• [TASK BRIEF]:
Drop the pictures and extract exactly the lines from the one that contains "Transcribe this image's" through the end of the material.

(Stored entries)
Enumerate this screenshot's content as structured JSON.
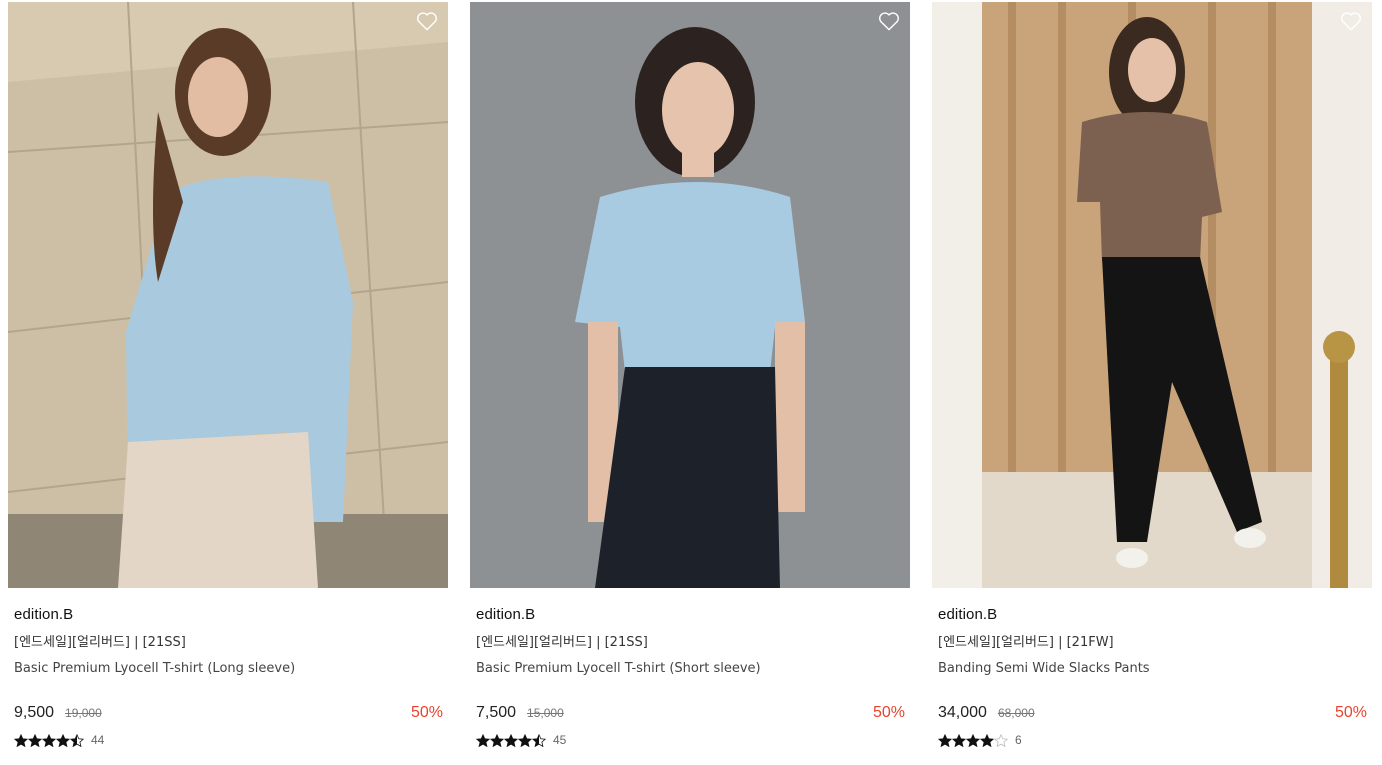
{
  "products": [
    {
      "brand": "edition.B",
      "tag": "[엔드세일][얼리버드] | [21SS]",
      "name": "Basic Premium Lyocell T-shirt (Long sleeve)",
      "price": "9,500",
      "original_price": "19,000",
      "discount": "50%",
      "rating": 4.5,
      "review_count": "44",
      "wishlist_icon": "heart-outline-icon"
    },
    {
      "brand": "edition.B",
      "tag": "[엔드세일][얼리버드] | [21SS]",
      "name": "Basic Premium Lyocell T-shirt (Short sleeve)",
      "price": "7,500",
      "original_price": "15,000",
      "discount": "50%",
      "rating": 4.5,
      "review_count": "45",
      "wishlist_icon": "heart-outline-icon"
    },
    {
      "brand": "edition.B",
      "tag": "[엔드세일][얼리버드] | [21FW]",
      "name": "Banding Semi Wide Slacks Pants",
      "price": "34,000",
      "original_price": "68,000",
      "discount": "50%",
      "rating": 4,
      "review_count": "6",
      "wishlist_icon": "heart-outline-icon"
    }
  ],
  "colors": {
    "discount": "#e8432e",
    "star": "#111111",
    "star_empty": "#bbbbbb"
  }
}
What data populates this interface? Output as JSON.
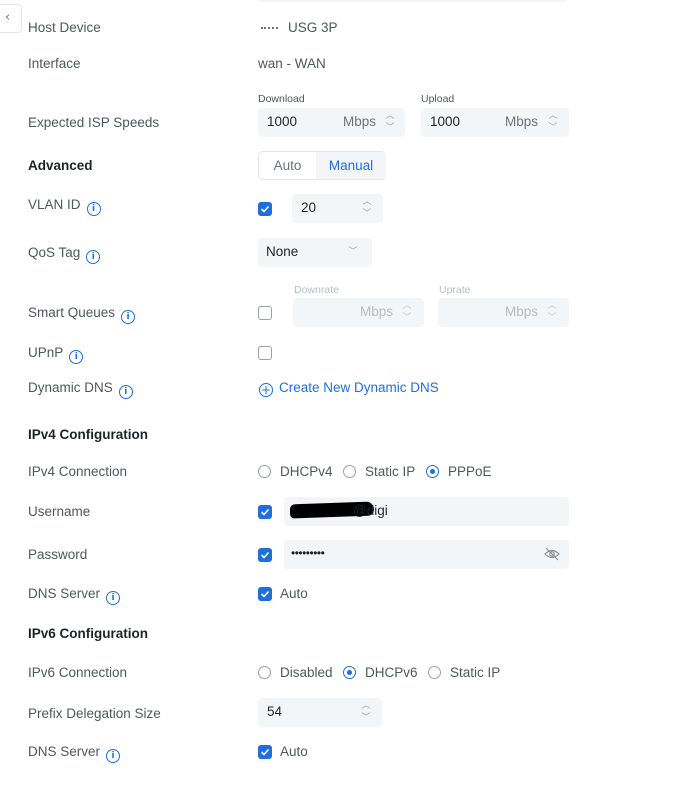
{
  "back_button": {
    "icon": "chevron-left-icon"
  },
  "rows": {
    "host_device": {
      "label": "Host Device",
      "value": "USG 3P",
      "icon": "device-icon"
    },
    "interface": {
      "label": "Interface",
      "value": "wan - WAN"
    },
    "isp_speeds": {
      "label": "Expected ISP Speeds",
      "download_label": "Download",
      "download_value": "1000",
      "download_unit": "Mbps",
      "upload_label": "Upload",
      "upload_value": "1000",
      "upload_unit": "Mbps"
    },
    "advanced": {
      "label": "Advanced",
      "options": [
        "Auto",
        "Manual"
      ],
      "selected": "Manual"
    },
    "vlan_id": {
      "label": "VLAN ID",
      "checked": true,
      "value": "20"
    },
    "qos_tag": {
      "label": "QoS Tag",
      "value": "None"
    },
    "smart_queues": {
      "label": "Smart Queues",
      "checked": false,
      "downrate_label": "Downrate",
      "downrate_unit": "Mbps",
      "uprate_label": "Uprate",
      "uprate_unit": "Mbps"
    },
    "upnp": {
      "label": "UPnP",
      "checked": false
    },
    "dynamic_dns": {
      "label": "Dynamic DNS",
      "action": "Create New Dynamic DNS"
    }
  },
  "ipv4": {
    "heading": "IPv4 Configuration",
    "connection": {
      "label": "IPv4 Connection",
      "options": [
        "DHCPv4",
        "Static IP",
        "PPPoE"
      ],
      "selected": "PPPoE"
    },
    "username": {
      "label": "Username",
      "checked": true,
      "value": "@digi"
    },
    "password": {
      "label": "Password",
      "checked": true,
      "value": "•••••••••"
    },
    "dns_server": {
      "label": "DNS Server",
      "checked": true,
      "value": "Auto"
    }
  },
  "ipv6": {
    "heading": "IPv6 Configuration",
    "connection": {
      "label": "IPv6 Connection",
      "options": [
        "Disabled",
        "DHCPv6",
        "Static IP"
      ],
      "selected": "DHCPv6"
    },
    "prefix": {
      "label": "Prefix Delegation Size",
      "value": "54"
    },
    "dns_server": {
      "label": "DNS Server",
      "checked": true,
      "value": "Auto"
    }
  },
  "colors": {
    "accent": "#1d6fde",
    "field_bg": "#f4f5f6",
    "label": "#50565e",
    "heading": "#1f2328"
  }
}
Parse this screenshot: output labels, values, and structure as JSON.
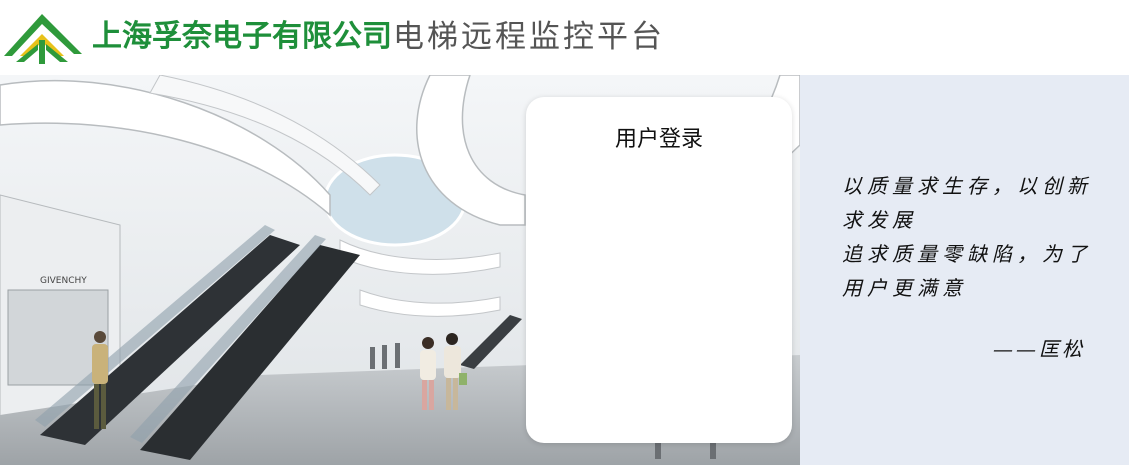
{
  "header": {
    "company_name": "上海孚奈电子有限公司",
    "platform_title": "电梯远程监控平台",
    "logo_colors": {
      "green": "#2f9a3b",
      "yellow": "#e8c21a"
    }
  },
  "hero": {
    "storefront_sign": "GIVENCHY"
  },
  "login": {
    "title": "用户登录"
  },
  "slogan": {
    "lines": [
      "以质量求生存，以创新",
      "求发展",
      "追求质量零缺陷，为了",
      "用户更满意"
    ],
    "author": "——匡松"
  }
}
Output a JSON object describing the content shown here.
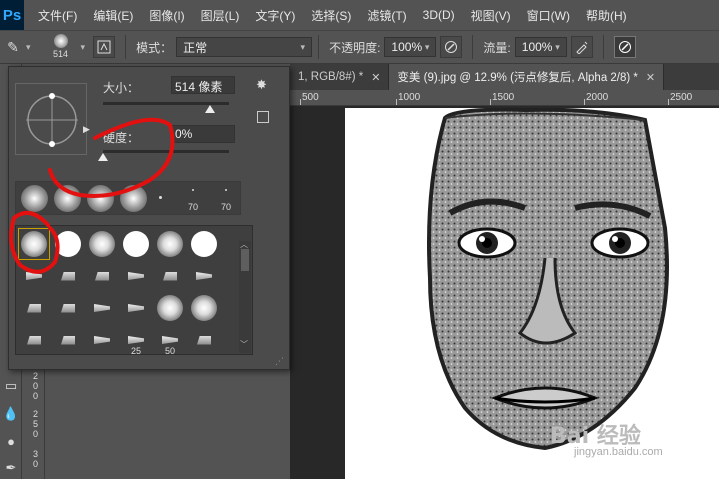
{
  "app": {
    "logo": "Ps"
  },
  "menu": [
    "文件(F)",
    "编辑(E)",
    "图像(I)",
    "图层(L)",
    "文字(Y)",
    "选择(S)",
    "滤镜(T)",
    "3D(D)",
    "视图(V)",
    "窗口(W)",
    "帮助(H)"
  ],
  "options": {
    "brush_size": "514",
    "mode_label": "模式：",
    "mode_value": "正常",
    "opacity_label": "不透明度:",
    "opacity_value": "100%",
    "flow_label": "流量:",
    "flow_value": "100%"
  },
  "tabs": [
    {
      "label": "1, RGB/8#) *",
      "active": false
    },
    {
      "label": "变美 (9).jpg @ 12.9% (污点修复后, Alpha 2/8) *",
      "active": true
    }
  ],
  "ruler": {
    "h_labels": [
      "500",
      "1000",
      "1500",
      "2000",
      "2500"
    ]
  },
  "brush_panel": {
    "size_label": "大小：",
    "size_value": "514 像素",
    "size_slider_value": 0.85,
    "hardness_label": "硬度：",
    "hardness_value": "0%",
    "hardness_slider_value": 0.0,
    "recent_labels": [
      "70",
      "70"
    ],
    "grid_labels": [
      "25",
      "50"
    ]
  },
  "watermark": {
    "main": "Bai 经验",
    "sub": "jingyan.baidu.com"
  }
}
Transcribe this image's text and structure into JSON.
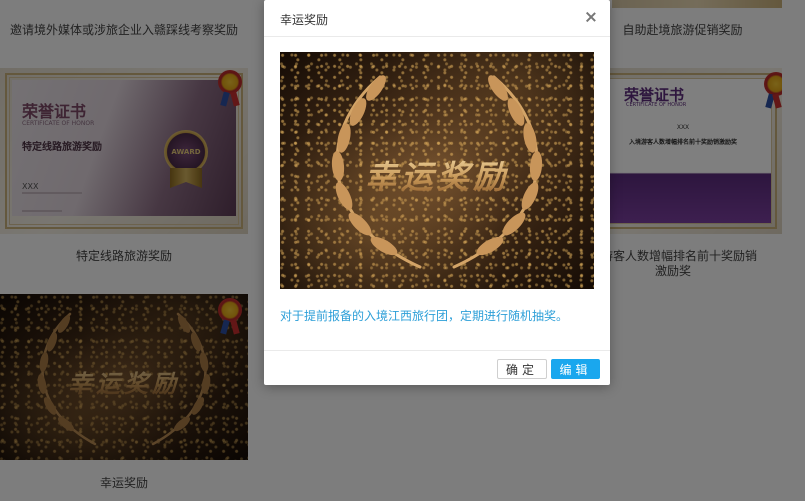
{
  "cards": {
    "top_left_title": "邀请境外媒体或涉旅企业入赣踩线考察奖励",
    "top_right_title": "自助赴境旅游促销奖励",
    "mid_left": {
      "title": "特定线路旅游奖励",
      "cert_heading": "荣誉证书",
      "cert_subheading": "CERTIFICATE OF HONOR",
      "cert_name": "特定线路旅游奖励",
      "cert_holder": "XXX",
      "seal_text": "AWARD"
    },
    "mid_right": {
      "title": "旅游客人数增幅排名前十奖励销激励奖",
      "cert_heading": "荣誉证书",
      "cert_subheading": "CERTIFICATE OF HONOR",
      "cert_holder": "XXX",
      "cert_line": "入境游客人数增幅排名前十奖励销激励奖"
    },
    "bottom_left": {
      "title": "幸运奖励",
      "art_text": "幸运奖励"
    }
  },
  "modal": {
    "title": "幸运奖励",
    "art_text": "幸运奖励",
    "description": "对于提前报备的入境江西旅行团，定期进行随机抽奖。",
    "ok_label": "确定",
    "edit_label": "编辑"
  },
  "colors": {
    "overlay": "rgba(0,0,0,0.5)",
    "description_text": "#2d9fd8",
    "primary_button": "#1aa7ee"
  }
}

• [REPLY]:
Transcribe this image's text and structure into JSON.
{
  "cards": {
    "top_left_title": "邀请境外媒体或涉旅企业入赣踩线考察奖励",
    "top_right_title": "自助赴境旅游促销奖励",
    "mid_left": {
      "title": "特定线路旅游奖励",
      "cert_heading": "荣誉证书",
      "cert_subheading": "CERTIFICATE OF HONOR",
      "cert_name": "特定线路旅游奖励",
      "cert_holder": "XXX",
      "seal_text": "AWARD"
    },
    "mid_right": {
      "title": "旅游客人数增幅排名前十奖励销激励奖",
      "cert_heading": "荣誉证书",
      "cert_subheading": "CERTIFICATE OF HONOR",
      "cert_holder": "XXX",
      "cert_line": "入境游客人数增幅排名前十奖励销激励奖"
    },
    "bottom_left": {
      "title": "幸运奖励",
      "art_text": "幸运奖励"
    }
  },
  "modal": {
    "title": "幸运奖励",
    "art_text": "幸运奖励",
    "description": "对于提前报备的入境江西旅行团，定期进行随机抽奖。",
    "ok_label": "确定",
    "edit_label": "编辑"
  },
  "colors": {
    "overlay": "rgba(0,0,0,0.5)",
    "description_text": "#2d9fd8",
    "primary_button": "#1aa7ee"
  }
}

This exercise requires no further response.